» WHAT THE EXERCISE ASKS
Your task is to give the listing below back word for word, pictures excluded.

» SUPPLIED DATA
** BEGIN **
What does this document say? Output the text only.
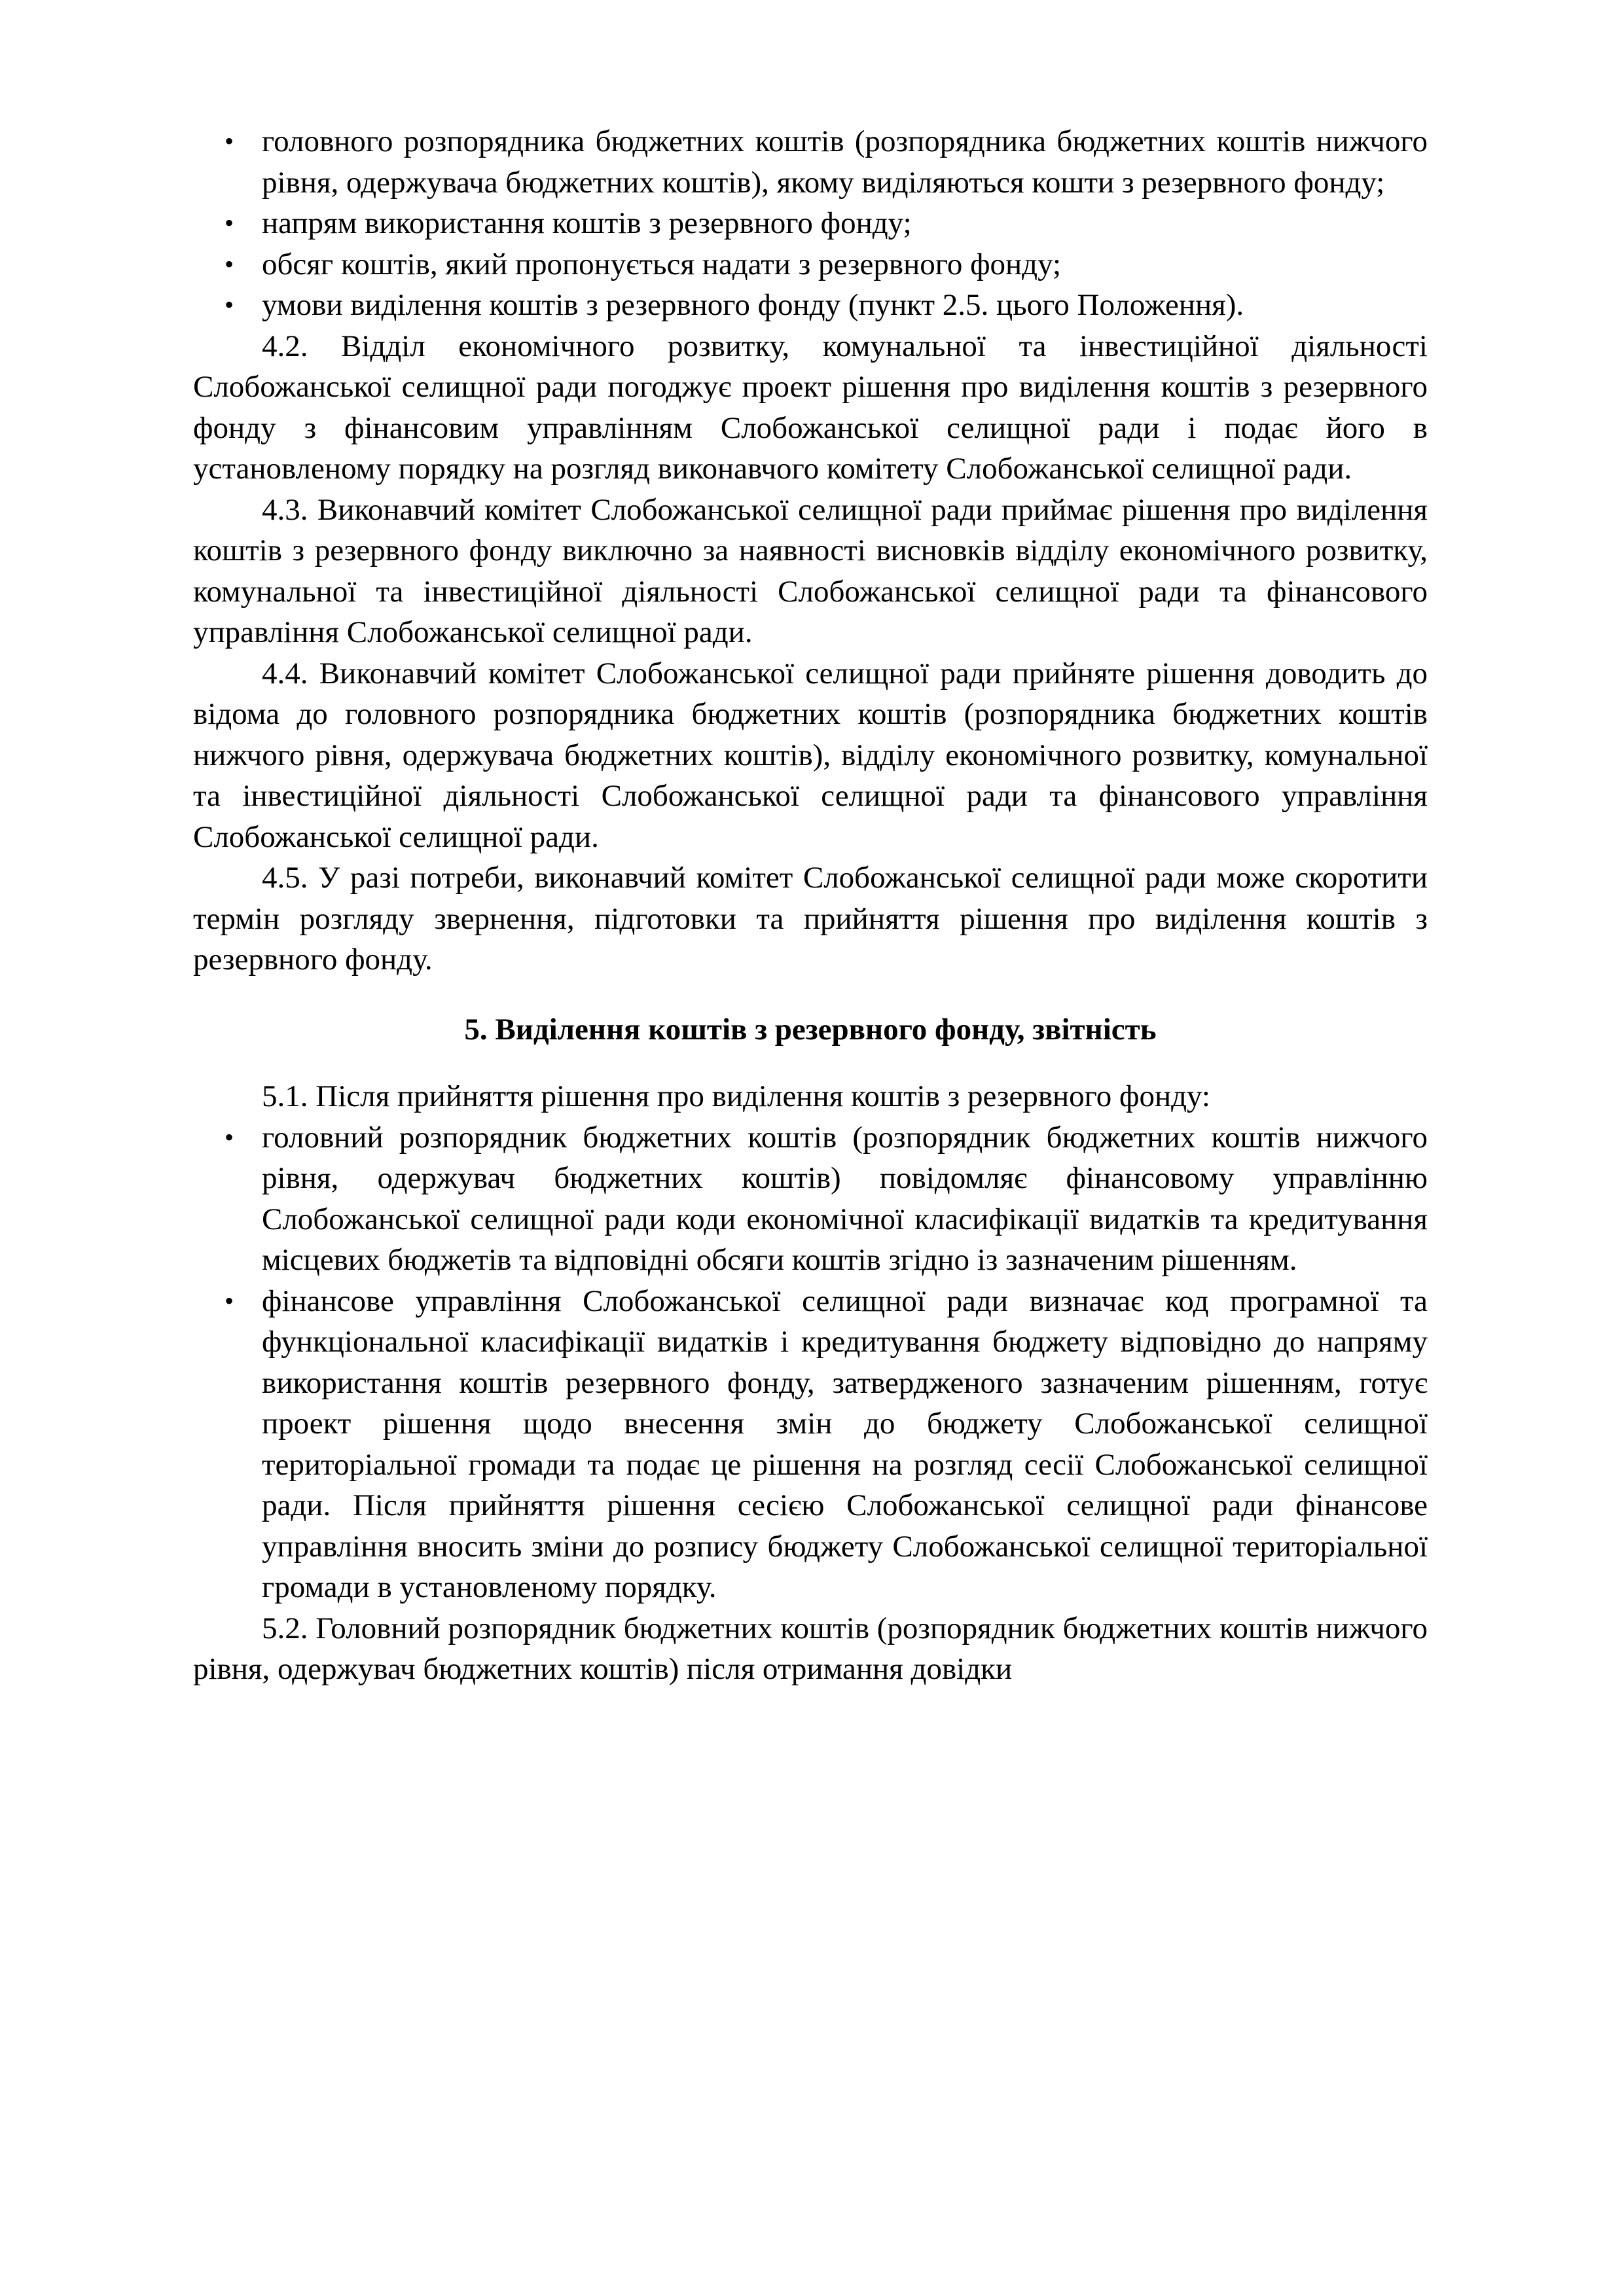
• головного розпорядника бюджетних коштів (розпорядника бюджетних коштів нижчого рівня, одержувача бюджетних коштів), якому виділяються кошти з резервного фонду;

• напрям використання коштів з резервного фонду;

• обсяг коштів, який пропонується надати з резервного фонду;

• умови виділення коштів з резервного фонду (пункт 2.5. цього Положення).

4.2. Відділ економічного розвитку, комунальної та інвестиційної діяльності Слобожанської селищної ради погоджує проект рішення про виділення коштів з резервного фонду з фінансовим управлінням Слобожанської селищної ради і подає його в установленому порядку на розгляд виконавчого комітету Слобожанської селищної ради.

4.3. Виконавчий комітет Слобожанської селищної ради приймає рішення про виділення коштів з резервного фонду виключно за наявності висновків відділу економічного розвитку, комунальної та інвестиційної діяльності Слобожанської селищної ради та фінансового управління Слобожанської селищної ради.

4.4. Виконавчий комітет Слобожанської селищної ради прийняте рішення доводить до відома до головного розпорядника бюджетних коштів (розпорядника бюджетних коштів нижчого рівня, одержувача бюджетних коштів), відділу економічного розвитку, комунальної та інвестиційної діяльності Слобожанської селищної ради та фінансового управління Слобожанської селищної ради.

4.5. У разі потреби, виконавчий комітет Слобожанської селищної ради може скоротити термін розгляду звернення, підготовки та прийняття рішення про виділення коштів з резервного фонду.

5. Виділення коштів з резервного фонду, звітність

5.1. Після прийняття рішення про виділення коштів з резервного фонду:

• головний розпорядник бюджетних коштів (розпорядник бюджетних коштів нижчого рівня, одержувач бюджетних коштів) повідомляє фінансовому управлінню Слобожанської селищної ради коди економічної класифікації видатків та кредитування місцевих бюджетів та відповідні обсяги коштів згідно із зазначеним рішенням.

• фінансове управління Слобожанської селищної ради визначає код програмної та функціональної класифікації видатків і кредитування бюджету відповідно до напряму використання коштів резервного фонду, затвердженого зазначеним рішенням, готує проект рішення щодо внесення змін до бюджету Слобожанської селищної територіальної громади та подає це рішення на розгляд сесії Слобожанської селищної ради. Після прийняття рішення сесією Слобожанської селищної ради фінансове управління вносить зміни до розпису бюджету Слобожанської селищної територіальної громади в установленому порядку.

5.2. Головний розпорядник бюджетних коштів (розпорядник бюджетних коштів нижчого рівня, одержувач бюджетних коштів) після отримання довідки
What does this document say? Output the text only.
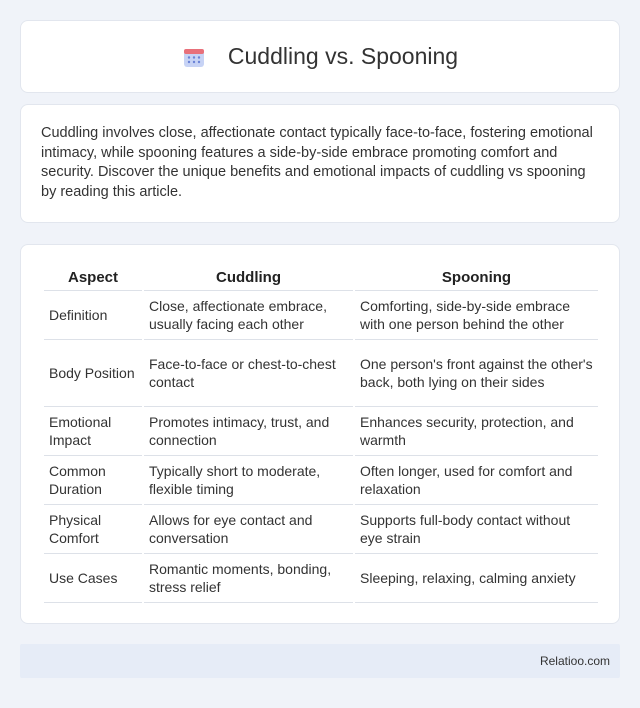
Cuddling vs. Spooning

Cuddling involves close, affectionate contact typically face-to-face, fostering emotional intimacy, while spooning features a side-by-side embrace promoting comfort and security. Discover the unique benefits and emotional impacts of cuddling vs spooning by reading this article.

Aspect	Cuddling	Spooning
Definition	Close, affectionate embrace, usually facing each other	Comforting, side-by-side embrace with one person behind the other
Body Position	Face-to-face or chest-to-chest contact	One person's front against the other's back, both lying on their sides
Emotional Impact	Promotes intimacy, trust, and connection	Enhances security, protection, and warmth
Common Duration	Typically short to moderate, flexible timing	Often longer, used for comfort and relaxation
Physical Comfort	Allows for eye contact and conversation	Supports full-body contact without eye strain
Use Cases	Romantic moments, bonding, stress relief	Sleeping, relaxing, calming anxiety
Relatioo.com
** END **
» SOLUTION
What does this document say? Output the text only.
• головного розпорядника бюджетних коштів (розпорядника бюджетних коштів нижчого рівня, одержувача бюджетних коштів), якому виділяються кошти з резервного фонду;

• напрям використання коштів з резервного фонду;

• обсяг коштів, який пропонується надати з резервного фонду;

• умови виділення коштів з резервного фонду (пункт 2.5. цього Положення).

4.2. Відділ економічного розвитку, комунальної та інвестиційної діяльності Слобожанської селищної ради погоджує проект рішення про виділення коштів з резервного фонду з фінансовим управлінням Слобожанської селищної ради і подає його в установленому порядку на розгляд виконавчого комітету Слобожанської селищної ради.

4.3. Виконавчий комітет Слобожанської селищної ради приймає рішення про виділення коштів з резервного фонду виключно за наявності висновків відділу економічного розвитку, комунальної та інвестиційної діяльності Слобожанської селищної ради та фінансового управління Слобожанської селищної ради.

4.4. Виконавчий комітет Слобожанської селищної ради прийняте рішення доводить до відома до головного розпорядника бюджетних коштів (розпорядника бюджетних коштів нижчого рівня, одержувача бюджетних коштів), відділу економічного розвитку, комунальної та інвестиційної діяльності Слобожанської селищної ради та фінансового управління Слобожанської селищної ради.

4.5. У разі потреби, виконавчий комітет Слобожанської селищної ради може скоротити термін розгляду звернення, підготовки та прийняття рішення про виділення коштів з резервного фонду.

5. Виділення коштів з резервного фонду, звітність

5.1. Після прийняття рішення про виділення коштів з резервного фонду:

• головний розпорядник бюджетних коштів (розпорядник бюджетних коштів нижчого рівня, одержувач бюджетних коштів) повідомляє фінансовому управлінню Слобожанської селищної ради коди економічної класифікації видатків та кредитування місцевих бюджетів та відповідні обсяги коштів згідно із зазначеним рішенням.

• фінансове управління Слобожанської селищної ради визначає код програмної та функціональної класифікації видатків і кредитування бюджету відповідно до напряму використання коштів резервного фонду, затвердженого зазначеним рішенням, готує проект рішення щодо внесення змін до бюджету Слобожанської селищної територіальної громади та подає це рішення на розгляд сесії Слобожанської селищної ради. Після прийняття рішення сесією Слобожанської селищної ради фінансове управління вносить зміни до розпису бюджету Слобожанської селищної територіальної громади в установленому порядку.

5.2. Головний розпорядник бюджетних коштів (розпорядник бюджетних коштів нижчого рівня, одержувач бюджетних коштів) після отримання довідки
What does this document say? Output the text only.
Cuddling vs. Spooning

Cuddling involves close, affectionate contact typically face-to-face, fostering emotional intimacy, while spooning features a side-by-side embrace promoting comfort and security. Discover the unique benefits and emotional impacts of cuddling vs spooning by reading this article.

Aspect	Cuddling	Spooning
Definition	Close, affectionate embrace, usually facing each other	Comforting, side-by-side embrace with one person behind the other
Body Position	Face-to-face or chest-to-chest contact	One person's front against the other's back, both lying on their sides
Emotional Impact	Promotes intimacy, trust, and connection	Enhances security, protection, and warmth
Common Duration	Typically short to moderate, flexible timing	Often longer, used for comfort and relaxation
Physical Comfort	Allows for eye contact and conversation	Supports full-body contact without eye strain
Use Cases	Romantic moments, bonding, stress relief	Sleeping, relaxing, calming anxiety
Relatioo.com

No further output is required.